Problem requirements -
Exactly as they appear, output all of the records. Skip any images.

A block of data -
BEGIN

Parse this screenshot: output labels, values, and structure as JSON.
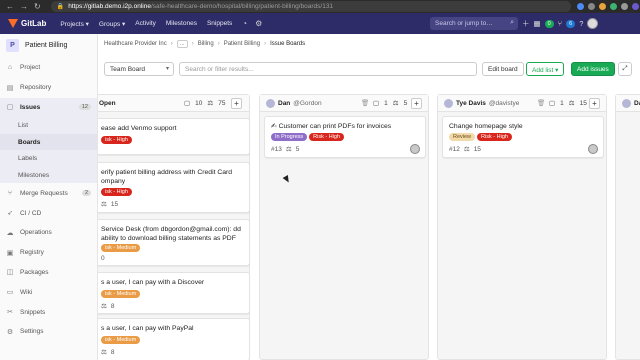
{
  "browser": {
    "url_host": "https://gitlab.demo.i2p.online",
    "url_path": "/safe-healthcare-demo/hospital/billing/patient-billing/boards/131"
  },
  "topnav": {
    "brand": "GitLab",
    "menu": [
      "Projects ▾",
      "Groups ▾",
      "Activity",
      "Milestones",
      "Snippets"
    ],
    "search_placeholder": "Search or jump to…",
    "search_shortcut": "⌕",
    "badge_mr": "0",
    "badge_todo": "6"
  },
  "sidebar": {
    "project_avatar": "P",
    "project_name": "Patient Billing",
    "items": [
      {
        "label": "Project",
        "icon": "home-icon"
      },
      {
        "label": "Repository",
        "icon": "book-icon"
      },
      {
        "label": "Issues",
        "icon": "issues-icon",
        "count": "12"
      },
      {
        "label": "Merge Requests",
        "icon": "merge-icon",
        "count": "2"
      },
      {
        "label": "CI / CD",
        "icon": "rocket-icon"
      },
      {
        "label": "Operations",
        "icon": "cloud-icon"
      },
      {
        "label": "Registry",
        "icon": "box-icon"
      },
      {
        "label": "Packages",
        "icon": "package-icon"
      },
      {
        "label": "Wiki",
        "icon": "wiki-icon"
      },
      {
        "label": "Snippets",
        "icon": "scissors-icon"
      },
      {
        "label": "Settings",
        "icon": "gear-icon"
      }
    ],
    "issues_sub": [
      "List",
      "Boards",
      "Labels",
      "Milestones"
    ]
  },
  "breadcrumb": {
    "items": [
      "Healthcare Provider Inc",
      "…",
      "Billing",
      "Patient Billing",
      "Issue Boards"
    ]
  },
  "toolbar": {
    "board_name": "Team Board",
    "filter_placeholder": "Search or filter results...",
    "edit_board": "Edit board",
    "add_list": "Add list ▾",
    "add_issues": "Add issues"
  },
  "lists": [
    {
      "title": "Open",
      "issues": "10",
      "weight": "75",
      "cards": [
        {
          "title": "ease add Venmo support",
          "labels": [
            {
              "text": "isk - High",
              "type": "high"
            }
          ],
          "ref": "",
          "weight": ""
        },
        {
          "title": "erify patient billing address with Credit Card ompany",
          "labels": [
            {
              "text": "isk - High",
              "type": "high"
            }
          ],
          "ref": "",
          "weight": "15"
        },
        {
          "title": "Service Desk (from dbgordon@gmail.com): dd ability to download billing statements as PDF",
          "labels": [
            {
              "text": "isk - Medium",
              "type": "med"
            }
          ],
          "ref": "0",
          "weight": ""
        },
        {
          "title": "s a user, I can pay with a Discover",
          "labels": [
            {
              "text": "isk - Medium",
              "type": "med"
            }
          ],
          "ref": "",
          "weight": "8"
        },
        {
          "title": "s a user, I can pay with PayPal",
          "labels": [
            {
              "text": "isk - Medium",
              "type": "med"
            }
          ],
          "ref": "",
          "weight": "8"
        }
      ]
    },
    {
      "title": "Dan",
      "handle": "@Gordon",
      "issues": "1",
      "weight": "5",
      "cards": [
        {
          "title": "✍ Customer can print PDFs for invoices",
          "labels": [
            {
              "text": "In Progress",
              "type": "prog"
            },
            {
              "text": "Risk - High",
              "type": "high"
            }
          ],
          "ref": "#13",
          "weight": "5"
        }
      ]
    },
    {
      "title": "Tye Davis",
      "handle": "@davistye",
      "issues": "1",
      "weight": "15",
      "cards": [
        {
          "title": "Change homepage style",
          "labels": [
            {
              "text": "Review",
              "type": "rev"
            },
            {
              "text": "Risk - High",
              "type": "high"
            }
          ],
          "ref": "#12",
          "weight": "15"
        }
      ]
    },
    {
      "title": "Da",
      "handle": "",
      "issues": "",
      "weight": "",
      "cards": []
    }
  ]
}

END

Exercise output -
Parse this screenshot: output labels, values, and structure as JSON.
{
  "browser": {
    "url_host": "https://gitlab.demo.i2p.online",
    "url_path": "/safe-healthcare-demo/hospital/billing/patient-billing/boards/131"
  },
  "topnav": {
    "brand": "GitLab",
    "menu": [
      "Projects ▾",
      "Groups ▾",
      "Activity",
      "Milestones",
      "Snippets"
    ],
    "search_placeholder": "Search or jump to…",
    "search_shortcut": "⌕",
    "badge_mr": "0",
    "badge_todo": "6"
  },
  "sidebar": {
    "project_avatar": "P",
    "project_name": "Patient Billing",
    "items": [
      {
        "label": "Project",
        "icon": "home-icon"
      },
      {
        "label": "Repository",
        "icon": "book-icon"
      },
      {
        "label": "Issues",
        "icon": "issues-icon",
        "count": "12"
      },
      {
        "label": "Merge Requests",
        "icon": "merge-icon",
        "count": "2"
      },
      {
        "label": "CI / CD",
        "icon": "rocket-icon"
      },
      {
        "label": "Operations",
        "icon": "cloud-icon"
      },
      {
        "label": "Registry",
        "icon": "box-icon"
      },
      {
        "label": "Packages",
        "icon": "package-icon"
      },
      {
        "label": "Wiki",
        "icon": "wiki-icon"
      },
      {
        "label": "Snippets",
        "icon": "scissors-icon"
      },
      {
        "label": "Settings",
        "icon": "gear-icon"
      }
    ],
    "issues_sub": [
      "List",
      "Boards",
      "Labels",
      "Milestones"
    ]
  },
  "breadcrumb": {
    "items": [
      "Healthcare Provider Inc",
      "…",
      "Billing",
      "Patient Billing",
      "Issue Boards"
    ]
  },
  "toolbar": {
    "board_name": "Team Board",
    "filter_placeholder": "Search or filter results...",
    "edit_board": "Edit board",
    "add_list": "Add list ▾",
    "add_issues": "Add issues"
  },
  "lists": [
    {
      "title": "Open",
      "issues": "10",
      "weight": "75",
      "cards": [
        {
          "title": "ease add Venmo support",
          "labels": [
            {
              "text": "isk - High",
              "type": "high"
            }
          ],
          "ref": "",
          "weight": ""
        },
        {
          "title": "erify patient billing address with Credit Card ompany",
          "labels": [
            {
              "text": "isk - High",
              "type": "high"
            }
          ],
          "ref": "",
          "weight": "15"
        },
        {
          "title": "Service Desk (from dbgordon@gmail.com): dd ability to download billing statements as PDF",
          "labels": [
            {
              "text": "isk - Medium",
              "type": "med"
            }
          ],
          "ref": "0",
          "weight": ""
        },
        {
          "title": "s a user, I can pay with a Discover",
          "labels": [
            {
              "text": "isk - Medium",
              "type": "med"
            }
          ],
          "ref": "",
          "weight": "8"
        },
        {
          "title": "s a user, I can pay with PayPal",
          "labels": [
            {
              "text": "isk - Medium",
              "type": "med"
            }
          ],
          "ref": "",
          "weight": "8"
        }
      ]
    },
    {
      "title": "Dan",
      "handle": "@Gordon",
      "issues": "1",
      "weight": "5",
      "cards": [
        {
          "title": "✍ Customer can print PDFs for invoices",
          "labels": [
            {
              "text": "In Progress",
              "type": "prog"
            },
            {
              "text": "Risk - High",
              "type": "high"
            }
          ],
          "ref": "#13",
          "weight": "5"
        }
      ]
    },
    {
      "title": "Tye Davis",
      "handle": "@davistye",
      "issues": "1",
      "weight": "15",
      "cards": [
        {
          "title": "Change homepage style",
          "labels": [
            {
              "text": "Review",
              "type": "rev"
            },
            {
              "text": "Risk - High",
              "type": "high"
            }
          ],
          "ref": "#12",
          "weight": "15"
        }
      ]
    },
    {
      "title": "Da",
      "handle": "",
      "issues": "",
      "weight": "",
      "cards": []
    }
  ]
}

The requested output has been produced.